Task to carry out: How many lines of these entries include the string "text"? State the number alone.

The data:
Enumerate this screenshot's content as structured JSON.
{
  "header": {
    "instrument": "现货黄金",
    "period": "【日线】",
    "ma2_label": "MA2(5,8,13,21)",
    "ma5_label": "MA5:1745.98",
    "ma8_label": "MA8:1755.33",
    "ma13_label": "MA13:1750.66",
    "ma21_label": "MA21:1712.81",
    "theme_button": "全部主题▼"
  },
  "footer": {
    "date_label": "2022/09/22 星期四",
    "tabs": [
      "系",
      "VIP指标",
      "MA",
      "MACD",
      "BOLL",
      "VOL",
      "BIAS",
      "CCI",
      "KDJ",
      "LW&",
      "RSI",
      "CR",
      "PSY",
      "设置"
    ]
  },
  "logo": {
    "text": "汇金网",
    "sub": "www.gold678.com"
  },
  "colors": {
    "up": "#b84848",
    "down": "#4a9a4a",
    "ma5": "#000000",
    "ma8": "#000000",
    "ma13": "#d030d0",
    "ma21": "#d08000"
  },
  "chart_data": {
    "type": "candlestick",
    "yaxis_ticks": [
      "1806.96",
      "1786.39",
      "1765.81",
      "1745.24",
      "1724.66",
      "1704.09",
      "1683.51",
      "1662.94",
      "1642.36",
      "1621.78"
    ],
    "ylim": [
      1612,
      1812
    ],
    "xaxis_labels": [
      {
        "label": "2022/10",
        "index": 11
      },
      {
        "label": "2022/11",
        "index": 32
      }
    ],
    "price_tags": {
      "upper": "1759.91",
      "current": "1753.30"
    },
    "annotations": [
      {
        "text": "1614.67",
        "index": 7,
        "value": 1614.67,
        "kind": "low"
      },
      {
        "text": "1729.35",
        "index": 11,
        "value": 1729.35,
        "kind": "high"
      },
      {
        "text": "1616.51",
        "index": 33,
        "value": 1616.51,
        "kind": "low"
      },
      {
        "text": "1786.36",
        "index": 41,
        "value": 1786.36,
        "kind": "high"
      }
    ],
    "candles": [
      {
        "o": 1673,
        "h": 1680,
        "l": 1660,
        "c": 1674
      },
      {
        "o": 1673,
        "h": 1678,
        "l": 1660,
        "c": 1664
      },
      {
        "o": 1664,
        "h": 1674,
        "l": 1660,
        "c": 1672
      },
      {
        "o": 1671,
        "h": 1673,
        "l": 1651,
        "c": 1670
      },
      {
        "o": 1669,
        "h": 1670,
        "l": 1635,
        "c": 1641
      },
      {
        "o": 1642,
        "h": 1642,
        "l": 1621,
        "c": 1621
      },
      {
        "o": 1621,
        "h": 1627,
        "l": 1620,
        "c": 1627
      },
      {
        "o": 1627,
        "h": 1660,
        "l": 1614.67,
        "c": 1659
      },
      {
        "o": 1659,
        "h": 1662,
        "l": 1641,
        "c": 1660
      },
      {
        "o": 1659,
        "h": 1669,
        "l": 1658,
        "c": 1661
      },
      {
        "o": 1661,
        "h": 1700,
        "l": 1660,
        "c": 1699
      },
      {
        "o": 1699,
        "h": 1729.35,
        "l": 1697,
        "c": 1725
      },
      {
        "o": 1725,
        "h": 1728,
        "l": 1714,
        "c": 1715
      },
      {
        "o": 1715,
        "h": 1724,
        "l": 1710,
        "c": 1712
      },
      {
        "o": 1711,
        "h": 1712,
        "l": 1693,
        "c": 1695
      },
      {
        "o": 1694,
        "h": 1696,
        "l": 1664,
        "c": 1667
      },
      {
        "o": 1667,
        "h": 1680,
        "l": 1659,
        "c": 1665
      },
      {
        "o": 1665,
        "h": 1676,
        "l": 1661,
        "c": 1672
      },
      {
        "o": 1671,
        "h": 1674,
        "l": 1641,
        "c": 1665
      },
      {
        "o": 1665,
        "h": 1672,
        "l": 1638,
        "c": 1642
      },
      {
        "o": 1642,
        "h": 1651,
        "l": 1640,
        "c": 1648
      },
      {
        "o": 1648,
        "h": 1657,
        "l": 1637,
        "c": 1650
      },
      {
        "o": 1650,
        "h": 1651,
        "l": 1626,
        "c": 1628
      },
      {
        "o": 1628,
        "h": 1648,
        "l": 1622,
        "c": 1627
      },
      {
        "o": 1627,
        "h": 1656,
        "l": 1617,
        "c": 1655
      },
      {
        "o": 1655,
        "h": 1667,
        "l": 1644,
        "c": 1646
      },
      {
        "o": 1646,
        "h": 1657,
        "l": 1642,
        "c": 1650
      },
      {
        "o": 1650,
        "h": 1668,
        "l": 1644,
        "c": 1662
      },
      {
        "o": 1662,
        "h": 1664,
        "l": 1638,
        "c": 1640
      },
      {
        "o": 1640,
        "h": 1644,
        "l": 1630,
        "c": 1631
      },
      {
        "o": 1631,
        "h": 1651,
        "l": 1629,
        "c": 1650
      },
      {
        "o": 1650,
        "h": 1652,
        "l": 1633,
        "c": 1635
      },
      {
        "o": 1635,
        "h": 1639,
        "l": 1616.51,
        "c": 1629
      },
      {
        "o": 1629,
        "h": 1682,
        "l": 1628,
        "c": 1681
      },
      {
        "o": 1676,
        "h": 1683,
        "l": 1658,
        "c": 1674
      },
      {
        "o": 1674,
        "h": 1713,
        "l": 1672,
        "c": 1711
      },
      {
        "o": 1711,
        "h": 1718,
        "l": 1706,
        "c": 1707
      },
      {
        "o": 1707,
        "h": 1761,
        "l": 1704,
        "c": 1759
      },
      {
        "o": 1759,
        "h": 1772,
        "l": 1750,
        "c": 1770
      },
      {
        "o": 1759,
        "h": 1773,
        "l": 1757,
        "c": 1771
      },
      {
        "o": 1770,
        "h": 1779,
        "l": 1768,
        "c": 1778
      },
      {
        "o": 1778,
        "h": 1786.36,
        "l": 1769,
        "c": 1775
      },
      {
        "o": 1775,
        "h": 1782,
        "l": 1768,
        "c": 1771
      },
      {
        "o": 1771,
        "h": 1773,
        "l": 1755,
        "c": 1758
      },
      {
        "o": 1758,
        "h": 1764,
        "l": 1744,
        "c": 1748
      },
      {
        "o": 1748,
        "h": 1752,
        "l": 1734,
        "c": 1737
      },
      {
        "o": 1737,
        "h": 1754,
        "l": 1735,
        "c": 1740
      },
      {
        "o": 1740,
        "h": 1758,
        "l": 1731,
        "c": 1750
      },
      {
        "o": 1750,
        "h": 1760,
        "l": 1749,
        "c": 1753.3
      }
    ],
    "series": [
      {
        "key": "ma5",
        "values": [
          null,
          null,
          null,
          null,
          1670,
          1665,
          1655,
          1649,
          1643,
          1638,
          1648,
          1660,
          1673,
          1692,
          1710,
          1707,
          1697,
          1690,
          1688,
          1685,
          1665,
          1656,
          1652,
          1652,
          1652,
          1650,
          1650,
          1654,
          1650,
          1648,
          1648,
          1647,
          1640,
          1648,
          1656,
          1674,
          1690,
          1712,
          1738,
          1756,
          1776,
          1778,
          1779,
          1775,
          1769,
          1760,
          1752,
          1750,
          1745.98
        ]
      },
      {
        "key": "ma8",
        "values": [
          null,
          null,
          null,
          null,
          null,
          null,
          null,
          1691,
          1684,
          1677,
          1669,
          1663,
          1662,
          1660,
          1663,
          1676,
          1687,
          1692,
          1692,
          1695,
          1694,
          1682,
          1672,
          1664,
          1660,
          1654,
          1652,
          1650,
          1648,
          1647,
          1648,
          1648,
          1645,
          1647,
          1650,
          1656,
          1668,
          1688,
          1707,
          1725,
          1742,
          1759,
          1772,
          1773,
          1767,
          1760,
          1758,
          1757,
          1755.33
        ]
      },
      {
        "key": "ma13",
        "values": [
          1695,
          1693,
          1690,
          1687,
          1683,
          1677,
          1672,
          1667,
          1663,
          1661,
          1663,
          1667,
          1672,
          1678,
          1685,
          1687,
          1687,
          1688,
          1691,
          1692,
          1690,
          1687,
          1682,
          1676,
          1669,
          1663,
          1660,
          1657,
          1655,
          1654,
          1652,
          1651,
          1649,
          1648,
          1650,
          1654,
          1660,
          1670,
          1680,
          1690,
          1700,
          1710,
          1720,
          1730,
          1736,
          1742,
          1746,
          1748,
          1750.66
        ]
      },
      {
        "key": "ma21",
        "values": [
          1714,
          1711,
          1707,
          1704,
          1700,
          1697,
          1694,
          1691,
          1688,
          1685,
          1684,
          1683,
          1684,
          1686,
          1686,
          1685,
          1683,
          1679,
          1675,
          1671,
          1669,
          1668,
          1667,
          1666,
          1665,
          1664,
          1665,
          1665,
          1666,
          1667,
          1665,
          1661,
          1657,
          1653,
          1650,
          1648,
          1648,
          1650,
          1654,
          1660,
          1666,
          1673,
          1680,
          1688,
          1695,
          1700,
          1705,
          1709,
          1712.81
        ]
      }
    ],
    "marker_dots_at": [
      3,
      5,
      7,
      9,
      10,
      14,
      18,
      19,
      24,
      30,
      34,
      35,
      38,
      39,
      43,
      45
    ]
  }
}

Answer to this exercise: 5